- [TO BE DONE] Review the material line by line. Identify and copy every line that contains the string "name".

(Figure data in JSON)

• • • •

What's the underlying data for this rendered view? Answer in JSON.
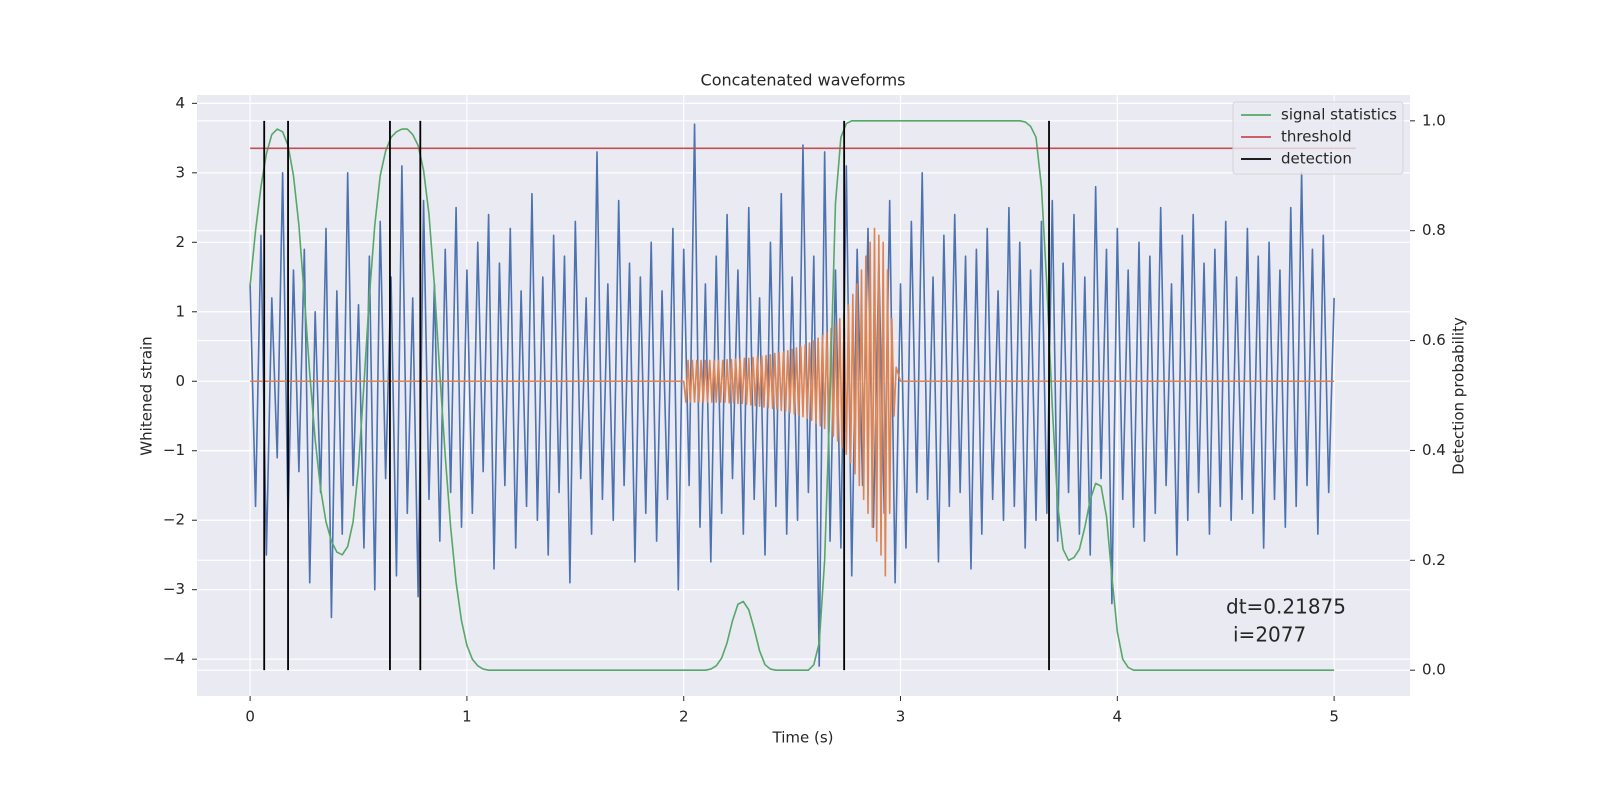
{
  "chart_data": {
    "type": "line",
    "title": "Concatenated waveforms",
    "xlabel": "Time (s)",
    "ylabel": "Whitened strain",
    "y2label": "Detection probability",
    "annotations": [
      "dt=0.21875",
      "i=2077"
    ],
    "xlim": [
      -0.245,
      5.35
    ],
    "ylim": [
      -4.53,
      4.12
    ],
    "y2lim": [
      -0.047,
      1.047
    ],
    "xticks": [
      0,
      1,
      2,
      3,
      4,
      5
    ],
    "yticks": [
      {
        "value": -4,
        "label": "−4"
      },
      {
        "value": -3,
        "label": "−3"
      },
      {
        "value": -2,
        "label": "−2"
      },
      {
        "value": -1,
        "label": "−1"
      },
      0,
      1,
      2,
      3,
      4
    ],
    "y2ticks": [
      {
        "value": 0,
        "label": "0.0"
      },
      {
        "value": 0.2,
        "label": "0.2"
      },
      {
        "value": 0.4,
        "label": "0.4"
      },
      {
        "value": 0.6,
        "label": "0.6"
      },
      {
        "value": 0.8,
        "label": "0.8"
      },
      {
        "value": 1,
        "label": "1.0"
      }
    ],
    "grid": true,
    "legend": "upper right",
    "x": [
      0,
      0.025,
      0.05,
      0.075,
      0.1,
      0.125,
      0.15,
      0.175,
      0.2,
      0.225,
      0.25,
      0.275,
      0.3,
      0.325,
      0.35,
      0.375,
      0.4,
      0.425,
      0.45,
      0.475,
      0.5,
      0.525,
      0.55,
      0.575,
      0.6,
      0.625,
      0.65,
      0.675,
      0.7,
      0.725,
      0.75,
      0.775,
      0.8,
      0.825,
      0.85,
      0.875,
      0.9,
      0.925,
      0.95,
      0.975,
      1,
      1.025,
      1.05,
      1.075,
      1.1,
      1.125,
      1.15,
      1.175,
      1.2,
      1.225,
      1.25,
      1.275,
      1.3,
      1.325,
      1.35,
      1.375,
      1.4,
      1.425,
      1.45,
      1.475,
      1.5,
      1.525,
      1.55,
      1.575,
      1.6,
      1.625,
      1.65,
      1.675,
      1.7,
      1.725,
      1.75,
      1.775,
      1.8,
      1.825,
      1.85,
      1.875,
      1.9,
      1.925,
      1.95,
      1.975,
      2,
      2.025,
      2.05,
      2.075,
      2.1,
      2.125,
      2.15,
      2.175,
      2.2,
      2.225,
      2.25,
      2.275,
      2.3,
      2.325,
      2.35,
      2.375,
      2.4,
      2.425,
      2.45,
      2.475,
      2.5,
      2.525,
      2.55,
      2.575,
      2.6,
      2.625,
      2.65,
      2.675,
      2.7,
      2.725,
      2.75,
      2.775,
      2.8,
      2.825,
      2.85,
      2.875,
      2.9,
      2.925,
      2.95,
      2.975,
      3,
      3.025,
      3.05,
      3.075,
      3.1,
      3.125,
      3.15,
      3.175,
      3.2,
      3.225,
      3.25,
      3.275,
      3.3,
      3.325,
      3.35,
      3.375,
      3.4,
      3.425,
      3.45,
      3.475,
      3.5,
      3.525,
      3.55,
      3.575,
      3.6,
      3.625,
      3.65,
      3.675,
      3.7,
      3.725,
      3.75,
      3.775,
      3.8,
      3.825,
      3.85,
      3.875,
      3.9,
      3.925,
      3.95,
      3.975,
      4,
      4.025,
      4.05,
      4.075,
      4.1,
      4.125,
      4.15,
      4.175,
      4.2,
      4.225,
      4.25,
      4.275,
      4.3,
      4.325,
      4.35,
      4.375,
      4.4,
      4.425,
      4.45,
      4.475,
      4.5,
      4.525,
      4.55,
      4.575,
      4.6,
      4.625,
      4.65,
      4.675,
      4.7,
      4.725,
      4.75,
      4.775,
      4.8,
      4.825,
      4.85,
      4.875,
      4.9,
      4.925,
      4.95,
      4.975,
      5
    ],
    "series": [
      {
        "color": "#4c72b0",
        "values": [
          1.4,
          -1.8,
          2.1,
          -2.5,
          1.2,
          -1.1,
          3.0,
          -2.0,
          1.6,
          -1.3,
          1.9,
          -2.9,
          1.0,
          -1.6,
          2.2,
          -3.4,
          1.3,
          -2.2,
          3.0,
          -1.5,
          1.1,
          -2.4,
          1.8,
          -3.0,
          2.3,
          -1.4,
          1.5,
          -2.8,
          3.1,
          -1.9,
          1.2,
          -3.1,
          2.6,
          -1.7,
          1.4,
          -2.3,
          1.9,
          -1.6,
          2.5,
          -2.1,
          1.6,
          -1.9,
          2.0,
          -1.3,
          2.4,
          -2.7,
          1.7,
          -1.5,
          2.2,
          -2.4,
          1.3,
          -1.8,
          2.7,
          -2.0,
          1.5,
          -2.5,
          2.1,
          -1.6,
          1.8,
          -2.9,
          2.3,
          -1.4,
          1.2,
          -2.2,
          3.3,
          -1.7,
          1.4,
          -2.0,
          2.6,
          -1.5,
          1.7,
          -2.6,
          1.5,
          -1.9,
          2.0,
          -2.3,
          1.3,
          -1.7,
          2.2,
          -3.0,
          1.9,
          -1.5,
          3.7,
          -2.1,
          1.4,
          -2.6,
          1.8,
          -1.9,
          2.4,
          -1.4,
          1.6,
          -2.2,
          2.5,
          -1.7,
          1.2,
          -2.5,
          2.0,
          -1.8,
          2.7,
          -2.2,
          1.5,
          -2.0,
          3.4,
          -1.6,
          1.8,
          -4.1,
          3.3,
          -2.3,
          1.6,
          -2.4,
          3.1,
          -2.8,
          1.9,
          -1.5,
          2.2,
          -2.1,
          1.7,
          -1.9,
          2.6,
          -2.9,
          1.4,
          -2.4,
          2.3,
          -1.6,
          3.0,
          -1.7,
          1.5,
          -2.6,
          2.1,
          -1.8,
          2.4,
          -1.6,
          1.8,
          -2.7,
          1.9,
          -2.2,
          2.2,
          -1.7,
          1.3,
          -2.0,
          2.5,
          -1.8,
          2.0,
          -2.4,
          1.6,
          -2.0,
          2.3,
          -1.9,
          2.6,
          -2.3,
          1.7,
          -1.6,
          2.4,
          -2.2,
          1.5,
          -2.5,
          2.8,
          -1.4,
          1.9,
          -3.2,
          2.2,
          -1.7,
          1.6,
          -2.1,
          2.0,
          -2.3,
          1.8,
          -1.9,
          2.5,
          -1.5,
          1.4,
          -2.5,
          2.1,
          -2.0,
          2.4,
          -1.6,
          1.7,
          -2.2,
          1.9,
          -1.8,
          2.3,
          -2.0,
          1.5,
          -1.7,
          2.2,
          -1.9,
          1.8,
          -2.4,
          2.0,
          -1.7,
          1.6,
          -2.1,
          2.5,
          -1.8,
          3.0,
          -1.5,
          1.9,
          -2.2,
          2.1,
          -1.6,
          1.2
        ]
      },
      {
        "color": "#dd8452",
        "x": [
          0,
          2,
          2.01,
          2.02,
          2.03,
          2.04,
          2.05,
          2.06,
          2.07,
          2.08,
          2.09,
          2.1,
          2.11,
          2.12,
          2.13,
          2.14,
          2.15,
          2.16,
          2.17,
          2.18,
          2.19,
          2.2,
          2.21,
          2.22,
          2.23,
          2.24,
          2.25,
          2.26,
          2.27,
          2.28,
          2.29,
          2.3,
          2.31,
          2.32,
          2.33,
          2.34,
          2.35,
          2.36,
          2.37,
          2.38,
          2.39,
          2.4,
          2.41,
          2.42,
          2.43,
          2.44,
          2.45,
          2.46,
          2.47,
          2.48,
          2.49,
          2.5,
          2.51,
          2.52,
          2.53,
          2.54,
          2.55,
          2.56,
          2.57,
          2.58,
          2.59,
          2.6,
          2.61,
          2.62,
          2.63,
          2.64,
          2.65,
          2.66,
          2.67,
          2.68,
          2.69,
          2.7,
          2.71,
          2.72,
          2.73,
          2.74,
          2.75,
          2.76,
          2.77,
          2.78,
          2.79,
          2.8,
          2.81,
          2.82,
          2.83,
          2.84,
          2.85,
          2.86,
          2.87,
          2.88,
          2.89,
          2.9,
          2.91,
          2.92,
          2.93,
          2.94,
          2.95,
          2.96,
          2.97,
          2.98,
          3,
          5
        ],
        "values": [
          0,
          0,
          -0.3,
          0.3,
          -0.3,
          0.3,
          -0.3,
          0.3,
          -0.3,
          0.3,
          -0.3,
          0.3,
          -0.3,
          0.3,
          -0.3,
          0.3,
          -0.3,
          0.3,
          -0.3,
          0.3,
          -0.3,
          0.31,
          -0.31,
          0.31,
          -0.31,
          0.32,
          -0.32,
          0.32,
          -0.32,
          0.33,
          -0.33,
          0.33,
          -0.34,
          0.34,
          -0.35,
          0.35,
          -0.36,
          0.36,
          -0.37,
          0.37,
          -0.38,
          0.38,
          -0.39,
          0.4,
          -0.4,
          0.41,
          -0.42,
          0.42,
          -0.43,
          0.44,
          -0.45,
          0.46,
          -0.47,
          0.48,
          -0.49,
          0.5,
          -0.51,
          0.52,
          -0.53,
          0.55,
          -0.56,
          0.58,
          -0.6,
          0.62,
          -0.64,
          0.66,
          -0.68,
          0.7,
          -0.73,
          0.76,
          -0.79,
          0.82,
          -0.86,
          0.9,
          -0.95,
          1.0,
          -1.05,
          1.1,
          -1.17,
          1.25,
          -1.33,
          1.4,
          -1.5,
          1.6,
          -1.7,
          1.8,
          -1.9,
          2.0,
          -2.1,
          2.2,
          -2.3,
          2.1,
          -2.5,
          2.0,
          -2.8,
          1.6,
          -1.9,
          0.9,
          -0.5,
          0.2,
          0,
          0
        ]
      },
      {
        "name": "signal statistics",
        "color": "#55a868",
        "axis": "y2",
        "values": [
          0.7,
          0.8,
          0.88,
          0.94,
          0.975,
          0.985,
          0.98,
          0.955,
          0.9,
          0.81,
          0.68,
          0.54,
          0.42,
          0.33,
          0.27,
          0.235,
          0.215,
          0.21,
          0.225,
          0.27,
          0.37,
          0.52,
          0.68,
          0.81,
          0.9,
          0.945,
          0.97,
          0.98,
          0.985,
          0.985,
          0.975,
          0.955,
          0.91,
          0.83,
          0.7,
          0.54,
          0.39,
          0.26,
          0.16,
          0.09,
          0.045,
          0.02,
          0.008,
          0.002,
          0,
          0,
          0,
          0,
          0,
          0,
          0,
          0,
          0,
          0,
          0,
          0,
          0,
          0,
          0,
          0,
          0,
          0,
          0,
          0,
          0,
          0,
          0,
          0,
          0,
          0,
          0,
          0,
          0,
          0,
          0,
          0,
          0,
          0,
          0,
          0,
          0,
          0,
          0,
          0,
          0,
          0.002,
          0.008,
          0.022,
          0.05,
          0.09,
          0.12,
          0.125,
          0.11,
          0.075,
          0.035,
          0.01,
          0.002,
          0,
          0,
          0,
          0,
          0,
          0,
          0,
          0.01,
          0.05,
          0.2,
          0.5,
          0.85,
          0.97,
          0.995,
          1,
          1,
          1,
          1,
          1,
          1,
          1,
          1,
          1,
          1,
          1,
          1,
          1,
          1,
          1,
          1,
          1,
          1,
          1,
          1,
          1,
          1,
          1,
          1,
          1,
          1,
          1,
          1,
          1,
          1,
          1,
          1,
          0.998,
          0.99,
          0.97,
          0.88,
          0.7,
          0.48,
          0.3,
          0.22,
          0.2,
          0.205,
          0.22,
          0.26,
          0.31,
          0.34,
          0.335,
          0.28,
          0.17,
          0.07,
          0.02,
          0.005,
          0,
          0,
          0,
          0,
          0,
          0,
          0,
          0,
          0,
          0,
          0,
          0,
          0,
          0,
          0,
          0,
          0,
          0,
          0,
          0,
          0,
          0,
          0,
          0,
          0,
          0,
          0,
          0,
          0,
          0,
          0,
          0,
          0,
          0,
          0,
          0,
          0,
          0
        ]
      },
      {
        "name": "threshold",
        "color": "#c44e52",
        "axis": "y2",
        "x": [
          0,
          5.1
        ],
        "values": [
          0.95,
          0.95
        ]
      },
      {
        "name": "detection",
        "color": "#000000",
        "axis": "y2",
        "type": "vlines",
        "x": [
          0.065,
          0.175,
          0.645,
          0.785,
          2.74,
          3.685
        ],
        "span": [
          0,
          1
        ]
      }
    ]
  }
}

• • • •

- [RESULT]
        "name": "signal statistics",
        "name": "threshold",
        "name": "detection",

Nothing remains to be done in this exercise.